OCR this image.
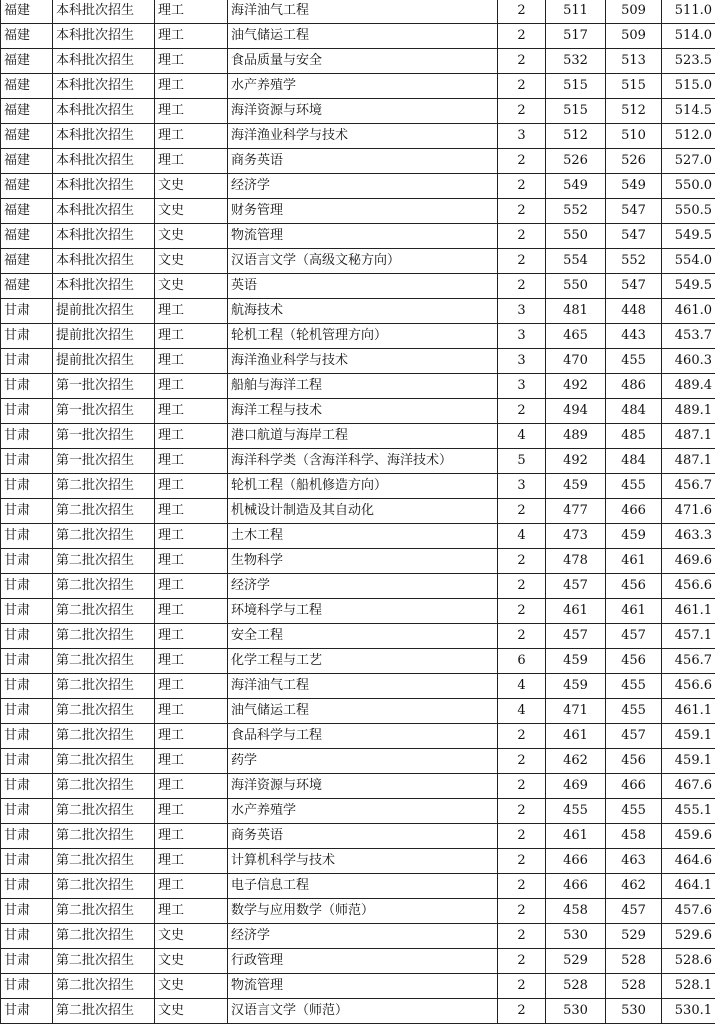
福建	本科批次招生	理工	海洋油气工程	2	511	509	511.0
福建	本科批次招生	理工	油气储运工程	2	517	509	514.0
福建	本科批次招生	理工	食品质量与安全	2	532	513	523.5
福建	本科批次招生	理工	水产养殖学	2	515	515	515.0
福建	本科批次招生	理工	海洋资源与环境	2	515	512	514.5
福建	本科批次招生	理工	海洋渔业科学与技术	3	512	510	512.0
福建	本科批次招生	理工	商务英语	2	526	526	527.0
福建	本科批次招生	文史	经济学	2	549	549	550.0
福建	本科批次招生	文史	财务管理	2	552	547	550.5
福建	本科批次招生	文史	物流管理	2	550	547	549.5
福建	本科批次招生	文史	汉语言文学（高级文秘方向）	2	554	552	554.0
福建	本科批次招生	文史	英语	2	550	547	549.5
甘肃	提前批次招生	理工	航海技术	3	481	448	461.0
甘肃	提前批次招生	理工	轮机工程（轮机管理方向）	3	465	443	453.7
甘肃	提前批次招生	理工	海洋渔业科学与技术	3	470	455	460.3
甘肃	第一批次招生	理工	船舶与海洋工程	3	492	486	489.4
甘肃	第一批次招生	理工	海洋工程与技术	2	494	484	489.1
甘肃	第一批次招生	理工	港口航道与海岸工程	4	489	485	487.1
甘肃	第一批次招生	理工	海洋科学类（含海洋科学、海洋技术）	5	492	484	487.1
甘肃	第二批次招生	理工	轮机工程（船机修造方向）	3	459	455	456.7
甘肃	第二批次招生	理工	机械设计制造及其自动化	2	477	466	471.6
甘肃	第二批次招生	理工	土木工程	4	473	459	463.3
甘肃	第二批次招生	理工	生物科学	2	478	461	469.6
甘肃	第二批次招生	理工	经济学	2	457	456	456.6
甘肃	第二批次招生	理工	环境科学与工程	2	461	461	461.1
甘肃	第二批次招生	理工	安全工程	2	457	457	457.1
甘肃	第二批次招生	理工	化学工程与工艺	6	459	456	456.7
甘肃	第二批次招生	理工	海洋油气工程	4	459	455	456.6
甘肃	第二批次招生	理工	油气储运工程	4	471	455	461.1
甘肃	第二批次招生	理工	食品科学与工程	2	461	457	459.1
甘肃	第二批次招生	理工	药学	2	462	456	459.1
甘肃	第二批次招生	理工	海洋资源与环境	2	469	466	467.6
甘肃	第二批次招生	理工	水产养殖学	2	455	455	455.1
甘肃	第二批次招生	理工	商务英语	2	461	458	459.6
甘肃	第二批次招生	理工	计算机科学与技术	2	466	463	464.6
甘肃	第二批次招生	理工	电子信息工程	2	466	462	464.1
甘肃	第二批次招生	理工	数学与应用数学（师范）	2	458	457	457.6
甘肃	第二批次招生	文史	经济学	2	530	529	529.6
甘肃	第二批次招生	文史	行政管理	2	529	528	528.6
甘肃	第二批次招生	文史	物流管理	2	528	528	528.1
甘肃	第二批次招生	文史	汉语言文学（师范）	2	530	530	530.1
______
*PROBLEM STATEMENT*
Copy out all the data exactly; skip the pictures.

*ANSWER TO THE PROBLEM*
OCR this image.
福建	本科批次招生	理工	海洋油气工程	2	511	509	511.0
福建	本科批次招生	理工	油气储运工程	2	517	509	514.0
福建	本科批次招生	理工	食品质量与安全	2	532	513	523.5
福建	本科批次招生	理工	水产养殖学	2	515	515	515.0
福建	本科批次招生	理工	海洋资源与环境	2	515	512	514.5
福建	本科批次招生	理工	海洋渔业科学与技术	3	512	510	512.0
福建	本科批次招生	理工	商务英语	2	526	526	527.0
福建	本科批次招生	文史	经济学	2	549	549	550.0
福建	本科批次招生	文史	财务管理	2	552	547	550.5
福建	本科批次招生	文史	物流管理	2	550	547	549.5
福建	本科批次招生	文史	汉语言文学（高级文秘方向）	2	554	552	554.0
福建	本科批次招生	文史	英语	2	550	547	549.5
甘肃	提前批次招生	理工	航海技术	3	481	448	461.0
甘肃	提前批次招生	理工	轮机工程（轮机管理方向）	3	465	443	453.7
甘肃	提前批次招生	理工	海洋渔业科学与技术	3	470	455	460.3
甘肃	第一批次招生	理工	船舶与海洋工程	3	492	486	489.4
甘肃	第一批次招生	理工	海洋工程与技术	2	494	484	489.1
甘肃	第一批次招生	理工	港口航道与海岸工程	4	489	485	487.1
甘肃	第一批次招生	理工	海洋科学类（含海洋科学、海洋技术）	5	492	484	487.1
甘肃	第二批次招生	理工	轮机工程（船机修造方向）	3	459	455	456.7
甘肃	第二批次招生	理工	机械设计制造及其自动化	2	477	466	471.6
甘肃	第二批次招生	理工	土木工程	4	473	459	463.3
甘肃	第二批次招生	理工	生物科学	2	478	461	469.6
甘肃	第二批次招生	理工	经济学	2	457	456	456.6
甘肃	第二批次招生	理工	环境科学与工程	2	461	461	461.1
甘肃	第二批次招生	理工	安全工程	2	457	457	457.1
甘肃	第二批次招生	理工	化学工程与工艺	6	459	456	456.7
甘肃	第二批次招生	理工	海洋油气工程	4	459	455	456.6
甘肃	第二批次招生	理工	油气储运工程	4	471	455	461.1
甘肃	第二批次招生	理工	食品科学与工程	2	461	457	459.1
甘肃	第二批次招生	理工	药学	2	462	456	459.1
甘肃	第二批次招生	理工	海洋资源与环境	2	469	466	467.6
甘肃	第二批次招生	理工	水产养殖学	2	455	455	455.1
甘肃	第二批次招生	理工	商务英语	2	461	458	459.6
甘肃	第二批次招生	理工	计算机科学与技术	2	466	463	464.6
甘肃	第二批次招生	理工	电子信息工程	2	466	462	464.1
甘肃	第二批次招生	理工	数学与应用数学（师范）	2	458	457	457.6
甘肃	第二批次招生	文史	经济学	2	530	529	529.6
甘肃	第二批次招生	文史	行政管理	2	529	528	528.6
甘肃	第二批次招生	文史	物流管理	2	528	528	528.1
甘肃	第二批次招生	文史	汉语言文学（师范）	2	530	530	530.1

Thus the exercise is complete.